## Requirements
Wherever the word "text" shows up in a line, please copy that line.

## Data provided

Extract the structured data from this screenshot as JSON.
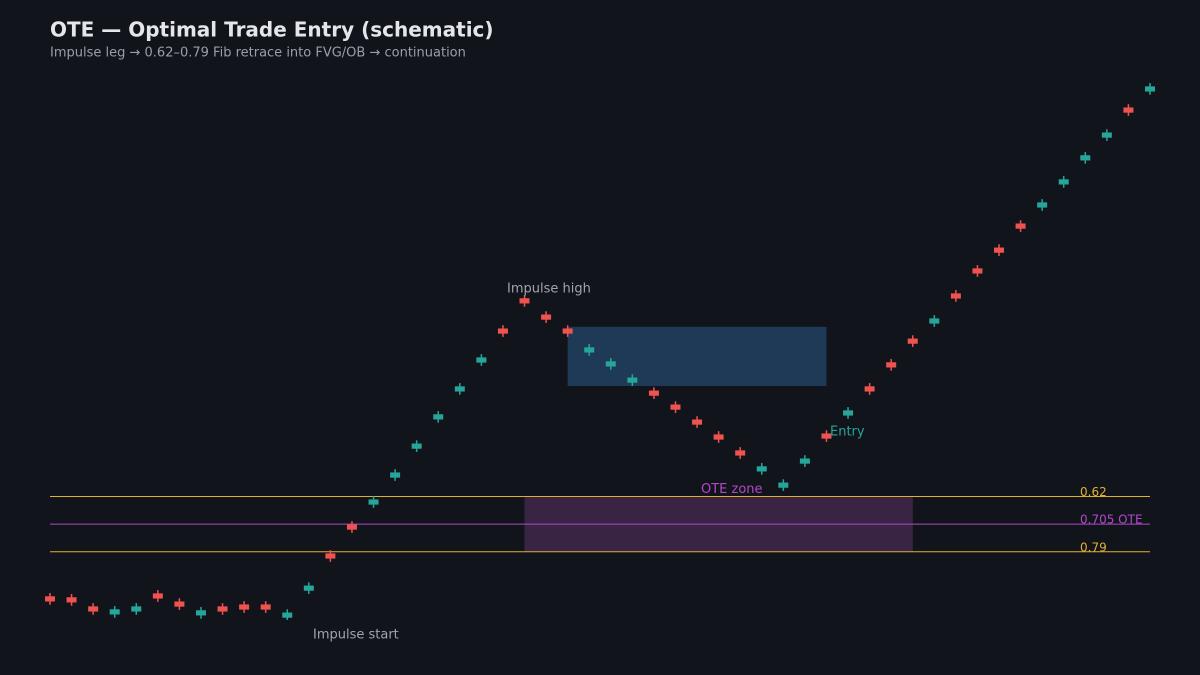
{
  "chart_data": {
    "type": "candlestick",
    "title": "OTE — Optimal Trade Entry (schematic)",
    "subtitle": "Impulse leg → 0.62–0.79 Fib retrace into FVG/OB → continuation",
    "up_color": "#26a69a",
    "down_color": "#ef5350",
    "x": [
      0,
      1,
      2,
      3,
      4,
      5,
      6,
      7,
      8,
      9,
      10,
      11,
      12,
      13,
      14,
      15,
      16,
      17,
      18,
      19,
      20,
      21,
      22,
      23,
      24,
      25,
      26,
      27,
      28,
      29,
      30,
      31,
      32,
      33,
      34,
      35,
      36,
      37,
      38,
      39,
      40,
      41,
      42,
      43,
      44,
      45,
      46,
      47,
      48,
      49,
      50,
      51
    ],
    "open": [
      0.073,
      0.07,
      0.042,
      0.017,
      0.026,
      0.082,
      0.057,
      0.014,
      0.042,
      0.048,
      0.048,
      0.007,
      0.09,
      0.205,
      0.294,
      0.355,
      0.438,
      0.527,
      0.617,
      0.703,
      0.792,
      0.897,
      0.99,
      0.94,
      0.897,
      0.823,
      0.78,
      0.73,
      0.706,
      0.663,
      0.617,
      0.571,
      0.522,
      0.457,
      0.407,
      0.481,
      0.574,
      0.629,
      0.719,
      0.793,
      0.866,
      0.912,
      1.005,
      1.082,
      1.146,
      1.22,
      1.269,
      1.34,
      1.414,
      1.484,
      1.577,
      1.626
    ],
    "high": [
      0.083,
      0.08,
      0.052,
      0.043,
      0.052,
      0.092,
      0.067,
      0.04,
      0.052,
      0.058,
      0.058,
      0.033,
      0.116,
      0.215,
      0.304,
      0.381,
      0.464,
      0.553,
      0.643,
      0.729,
      0.818,
      0.907,
      1.0,
      0.95,
      0.907,
      0.849,
      0.806,
      0.756,
      0.716,
      0.673,
      0.627,
      0.581,
      0.532,
      0.483,
      0.433,
      0.507,
      0.584,
      0.655,
      0.729,
      0.803,
      0.876,
      0.938,
      1.015,
      1.092,
      1.156,
      1.23,
      1.295,
      1.366,
      1.44,
      1.51,
      1.587,
      1.652
    ],
    "low": [
      0.047,
      0.044,
      0.016,
      0.007,
      0.016,
      0.056,
      0.031,
      0.004,
      0.016,
      0.022,
      0.022,
      0,
      0.08,
      0.179,
      0.268,
      0.345,
      0.428,
      0.517,
      0.607,
      0.693,
      0.782,
      0.871,
      0.964,
      0.914,
      0.871,
      0.813,
      0.77,
      0.72,
      0.68,
      0.637,
      0.591,
      0.545,
      0.496,
      0.447,
      0.397,
      0.471,
      0.548,
      0.619,
      0.693,
      0.767,
      0.84,
      0.902,
      0.979,
      1.056,
      1.12,
      1.194,
      1.259,
      1.33,
      1.404,
      1.474,
      1.551,
      1.616
    ],
    "close": [
      0.057,
      0.054,
      0.026,
      0.033,
      0.042,
      0.066,
      0.041,
      0.03,
      0.026,
      0.032,
      0.032,
      0.023,
      0.106,
      0.189,
      0.278,
      0.371,
      0.454,
      0.543,
      0.633,
      0.719,
      0.808,
      0.881,
      0.974,
      0.924,
      0.881,
      0.839,
      0.796,
      0.746,
      0.69,
      0.647,
      0.601,
      0.555,
      0.506,
      0.473,
      0.423,
      0.497,
      0.558,
      0.645,
      0.703,
      0.777,
      0.85,
      0.928,
      0.989,
      1.066,
      1.13,
      1.204,
      1.285,
      1.356,
      1.43,
      1.5,
      1.561,
      1.642
    ],
    "xlim": [
      0,
      51
    ],
    "ylim": [
      -0.0615,
      1.6615
    ],
    "fvg": {
      "x": [
        24,
        36
      ],
      "y": [
        0.72,
        0.902
      ],
      "color": "#1e3a56"
    },
    "ote_zone": {
      "x": [
        22,
        40
      ],
      "label": "OTE zone",
      "color": "#3a2444",
      "label_color": "#b048c8"
    },
    "fib_levels": [
      {
        "retrace": 0.62,
        "label": "0.62",
        "color": "#e0b030"
      },
      {
        "retrace": 0.705,
        "label": "0.705 OTE",
        "color": "#b048c8"
      },
      {
        "retrace": 0.79,
        "label": "0.79",
        "color": "#e0b030"
      }
    ],
    "annotations": [
      {
        "text": "Impulse high",
        "color": "#a0a4ac"
      },
      {
        "text": "Impulse start",
        "color": "#a0a4ac"
      },
      {
        "text": "Entry",
        "color": "#26a69a"
      }
    ]
  }
}
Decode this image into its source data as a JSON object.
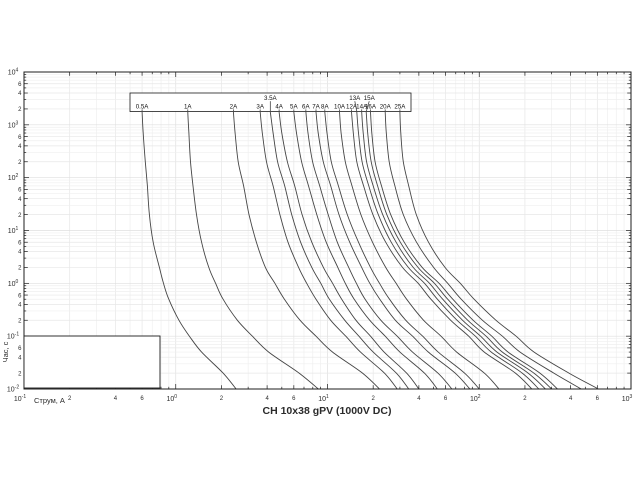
{
  "page": {
    "background": "#ffffff"
  },
  "colors": {
    "curve": "#454545",
    "frame": "#1c1c1c",
    "tick": "#1c1c1c",
    "text": "#2b2b2b",
    "grid_minor": "#efefef",
    "grid_mid": "#e7e7e7",
    "grid_major": "#dfdfdf",
    "box_fill": "#ffffff"
  },
  "chart_data": {
    "type": "line",
    "title": "CH 10x38 gPV (1000V DC)",
    "xlabel": "Струм, А",
    "ylabel": "Час, с",
    "x_axis": {
      "scale": "log",
      "min": 0.1,
      "max": 1000,
      "ticks": [
        "10⁻¹",
        "10⁰",
        "10¹",
        "10²",
        "10³"
      ],
      "labeled_minor_digits": [
        2,
        4,
        6
      ]
    },
    "y_axis": {
      "scale": "log",
      "min": 0.01,
      "max": 10000,
      "ticks": [
        "10⁴",
        "10³",
        "10²",
        "10¹",
        "10⁰",
        "10⁻¹",
        "10⁻²"
      ],
      "labeled_minor_digits": [
        6,
        4,
        2
      ]
    },
    "grid": true,
    "legend_position": "top-strip-box",
    "series": [
      {
        "name": "0.5A",
        "label_row": "bottom",
        "points": [
          [
            0.6,
            1750
          ],
          [
            0.61,
            700
          ],
          [
            0.63,
            200
          ],
          [
            0.65,
            70
          ],
          [
            0.67,
            20
          ],
          [
            0.71,
            6
          ],
          [
            0.78,
            2
          ],
          [
            0.83,
            1
          ],
          [
            0.9,
            0.5
          ],
          [
            1.05,
            0.2
          ],
          [
            1.23,
            0.1
          ],
          [
            1.48,
            0.05
          ],
          [
            2.05,
            0.02
          ],
          [
            2.5,
            0.01
          ]
        ]
      },
      {
        "name": "1A",
        "label_row": "bottom",
        "points": [
          [
            1.2,
            1750
          ],
          [
            1.22,
            700
          ],
          [
            1.25,
            200
          ],
          [
            1.3,
            70
          ],
          [
            1.37,
            20
          ],
          [
            1.48,
            6
          ],
          [
            1.65,
            2
          ],
          [
            1.83,
            1
          ],
          [
            2.05,
            0.5
          ],
          [
            2.55,
            0.2
          ],
          [
            3.2,
            0.1
          ],
          [
            4.1,
            0.05
          ],
          [
            6.5,
            0.02
          ],
          [
            8.7,
            0.01
          ]
        ]
      },
      {
        "name": "2A",
        "label_row": "bottom",
        "points": [
          [
            2.4,
            1750
          ],
          [
            2.46,
            700
          ],
          [
            2.58,
            200
          ],
          [
            2.8,
            70
          ],
          [
            3.04,
            20
          ],
          [
            3.4,
            6
          ],
          [
            3.9,
            2
          ],
          [
            4.5,
            1
          ],
          [
            5.2,
            0.5
          ],
          [
            6.6,
            0.2
          ],
          [
            8.4,
            0.1
          ],
          [
            10.8,
            0.05
          ],
          [
            17.0,
            0.02
          ],
          [
            22.0,
            0.01
          ]
        ]
      },
      {
        "name": "3A",
        "label_row": "bottom",
        "points": [
          [
            3.6,
            1750
          ],
          [
            3.72,
            700
          ],
          [
            3.96,
            200
          ],
          [
            4.38,
            70
          ],
          [
            4.86,
            20
          ],
          [
            5.49,
            6
          ],
          [
            6.45,
            2
          ],
          [
            7.29,
            1
          ],
          [
            8.4,
            0.5
          ],
          [
            10.5,
            0.2
          ],
          [
            13.2,
            0.1
          ],
          [
            16.5,
            0.05
          ],
          [
            23.7,
            0.02
          ],
          [
            28.8,
            0.01
          ]
        ]
      },
      {
        "name": "3.5A",
        "label_row": "top",
        "points": [
          [
            4.2,
            1750
          ],
          [
            4.38,
            700
          ],
          [
            4.69,
            200
          ],
          [
            5.22,
            70
          ],
          [
            5.81,
            20
          ],
          [
            6.65,
            6
          ],
          [
            7.88,
            2
          ],
          [
            9.03,
            1
          ],
          [
            10.3,
            0.5
          ],
          [
            13.0,
            0.2
          ],
          [
            16.1,
            0.1
          ],
          [
            20.0,
            0.05
          ],
          [
            28.4,
            0.02
          ],
          [
            34.3,
            0.01
          ]
        ]
      },
      {
        "name": "4A",
        "label_row": "bottom",
        "points": [
          [
            4.8,
            1750
          ],
          [
            5.0,
            700
          ],
          [
            5.44,
            200
          ],
          [
            6.08,
            70
          ],
          [
            6.8,
            20
          ],
          [
            7.88,
            6
          ],
          [
            9.4,
            2
          ],
          [
            10.8,
            1
          ],
          [
            12.4,
            0.5
          ],
          [
            15.4,
            0.2
          ],
          [
            19.2,
            0.1
          ],
          [
            23.6,
            0.05
          ],
          [
            33.2,
            0.02
          ],
          [
            40.0,
            0.01
          ]
        ]
      },
      {
        "name": "5A",
        "label_row": "bottom",
        "points": [
          [
            6.0,
            1750
          ],
          [
            6.25,
            700
          ],
          [
            6.75,
            200
          ],
          [
            7.5,
            70
          ],
          [
            8.5,
            20
          ],
          [
            9.8,
            6
          ],
          [
            11.7,
            2
          ],
          [
            13.1,
            1
          ],
          [
            15.0,
            0.5
          ],
          [
            19.0,
            0.2
          ],
          [
            24.0,
            0.1
          ],
          [
            30.0,
            0.05
          ],
          [
            43.5,
            0.02
          ],
          [
            53.0,
            0.01
          ]
        ]
      },
      {
        "name": "6A",
        "label_row": "bottom",
        "points": [
          [
            7.2,
            1750
          ],
          [
            7.44,
            700
          ],
          [
            7.98,
            200
          ],
          [
            8.88,
            70
          ],
          [
            10.1,
            20
          ],
          [
            11.6,
            6
          ],
          [
            13.8,
            2
          ],
          [
            15.5,
            1
          ],
          [
            17.7,
            0.5
          ],
          [
            22.5,
            0.2
          ],
          [
            28.8,
            0.1
          ],
          [
            36.3,
            0.05
          ],
          [
            53.4,
            0.02
          ],
          [
            66.0,
            0.01
          ]
        ]
      },
      {
        "name": "7A",
        "label_row": "bottom",
        "points": [
          [
            8.4,
            1750
          ],
          [
            8.68,
            700
          ],
          [
            9.38,
            200
          ],
          [
            10.5,
            70
          ],
          [
            11.9,
            20
          ],
          [
            14.0,
            6
          ],
          [
            16.8,
            2
          ],
          [
            19.0,
            1
          ],
          [
            22.1,
            0.5
          ],
          [
            28.0,
            0.2
          ],
          [
            36.4,
            0.1
          ],
          [
            46.2,
            0.05
          ],
          [
            69.3,
            0.02
          ],
          [
            86.8,
            0.01
          ]
        ]
      },
      {
        "name": "8A",
        "label_row": "bottom",
        "points": [
          [
            9.6,
            1750
          ],
          [
            9.92,
            700
          ],
          [
            10.6,
            200
          ],
          [
            11.8,
            70
          ],
          [
            13.5,
            20
          ],
          [
            16.0,
            6
          ],
          [
            19.2,
            2
          ],
          [
            22.0,
            1
          ],
          [
            25.6,
            0.5
          ],
          [
            32.8,
            0.2
          ],
          [
            42.4,
            0.1
          ],
          [
            53.6,
            0.05
          ],
          [
            80.0,
            0.02
          ],
          [
            100,
            0.01
          ]
        ]
      },
      {
        "name": "10A",
        "label_row": "bottom",
        "points": [
          [
            12.0,
            1750
          ],
          [
            12.3,
            700
          ],
          [
            13.1,
            200
          ],
          [
            14.5,
            70
          ],
          [
            16.6,
            20
          ],
          [
            19.8,
            6
          ],
          [
            24.2,
            2
          ],
          [
            28.3,
            1
          ],
          [
            33.2,
            0.5
          ],
          [
            43.0,
            0.2
          ],
          [
            56.0,
            0.1
          ],
          [
            71.0,
            0.05
          ],
          [
            108,
            0.02
          ],
          [
            135,
            0.01
          ]
        ]
      },
      {
        "name": "12A",
        "label_row": "bottom",
        "points": [
          [
            14.4,
            1750
          ],
          [
            14.8,
            700
          ],
          [
            15.6,
            200
          ],
          [
            17.3,
            70
          ],
          [
            19.9,
            20
          ],
          [
            24.2,
            6
          ],
          [
            31.2,
            2
          ],
          [
            39.6,
            1
          ],
          [
            48.0,
            0.5
          ],
          [
            64.8,
            0.2
          ],
          [
            85.2,
            0.1
          ],
          [
            108,
            0.05
          ],
          [
            173,
            0.02
          ],
          [
            222,
            0.01
          ]
        ]
      },
      {
        "name": "13A",
        "label_row": "top",
        "points": [
          [
            15.6,
            1750
          ],
          [
            16.0,
            700
          ],
          [
            16.9,
            200
          ],
          [
            18.7,
            70
          ],
          [
            21.6,
            20
          ],
          [
            26.3,
            6
          ],
          [
            34.1,
            2
          ],
          [
            43.6,
            1
          ],
          [
            53.0,
            0.5
          ],
          [
            71.5,
            0.2
          ],
          [
            94.3,
            0.1
          ],
          [
            120,
            0.05
          ],
          [
            192,
            0.02
          ],
          [
            247,
            0.01
          ]
        ]
      },
      {
        "name": "14A",
        "label_row": "bottom",
        "points": [
          [
            16.8,
            1750
          ],
          [
            17.2,
            700
          ],
          [
            18.1,
            200
          ],
          [
            20.0,
            70
          ],
          [
            23.1,
            20
          ],
          [
            28.3,
            6
          ],
          [
            36.7,
            2
          ],
          [
            47.0,
            1
          ],
          [
            57.4,
            0.5
          ],
          [
            77.7,
            0.2
          ],
          [
            102,
            0.1
          ],
          [
            131,
            0.05
          ],
          [
            210,
            0.02
          ],
          [
            273,
            0.01
          ]
        ]
      },
      {
        "name": "15A",
        "label_row": "top",
        "points": [
          [
            18.0,
            1750
          ],
          [
            18.4,
            700
          ],
          [
            19.4,
            200
          ],
          [
            21.4,
            70
          ],
          [
            24.6,
            20
          ],
          [
            30.2,
            6
          ],
          [
            39.5,
            2
          ],
          [
            50.6,
            1
          ],
          [
            62.0,
            0.5
          ],
          [
            84.0,
            0.2
          ],
          [
            111,
            0.1
          ],
          [
            142,
            0.05
          ],
          [
            229,
            0.02
          ],
          [
            300,
            0.01
          ]
        ]
      },
      {
        "name": "16A",
        "label_row": "bottom",
        "points": [
          [
            19.2,
            1750
          ],
          [
            19.6,
            700
          ],
          [
            20.6,
            200
          ],
          [
            22.7,
            70
          ],
          [
            26.1,
            20
          ],
          [
            32.0,
            6
          ],
          [
            42.1,
            2
          ],
          [
            54.4,
            1
          ],
          [
            66.9,
            0.5
          ],
          [
            91.2,
            0.2
          ],
          [
            121,
            0.1
          ],
          [
            155,
            0.05
          ],
          [
            251,
            0.02
          ],
          [
            328,
            0.01
          ]
        ]
      },
      {
        "name": "20A",
        "label_row": "bottom",
        "points": [
          [
            24.0,
            1750
          ],
          [
            24.4,
            700
          ],
          [
            25.5,
            200
          ],
          [
            27.8,
            70
          ],
          [
            31.6,
            20
          ],
          [
            38.6,
            6
          ],
          [
            50.0,
            2
          ],
          [
            62.0,
            1
          ],
          [
            76.0,
            0.5
          ],
          [
            105,
            0.2
          ],
          [
            142,
            0.1
          ],
          [
            186,
            0.05
          ],
          [
            310,
            0.02
          ],
          [
            470,
            0.01
          ]
        ]
      },
      {
        "name": "25A",
        "label_row": "bottom",
        "points": [
          [
            30.0,
            1750
          ],
          [
            30.4,
            700
          ],
          [
            31.6,
            200
          ],
          [
            34.3,
            70
          ],
          [
            38.5,
            20
          ],
          [
            46.3,
            6
          ],
          [
            59.5,
            2
          ],
          [
            75.0,
            1
          ],
          [
            92.5,
            0.5
          ],
          [
            129,
            0.2
          ],
          [
            175,
            0.1
          ],
          [
            230,
            0.05
          ],
          [
            390,
            0.02
          ],
          [
            610,
            0.01
          ]
        ]
      }
    ],
    "annotations": {
      "empty_note_box": ""
    }
  }
}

## The response
        "text": "Impulse high",
        "text": "Impulse start",
        "text": "Entry",
    "text": "#2b2b2b",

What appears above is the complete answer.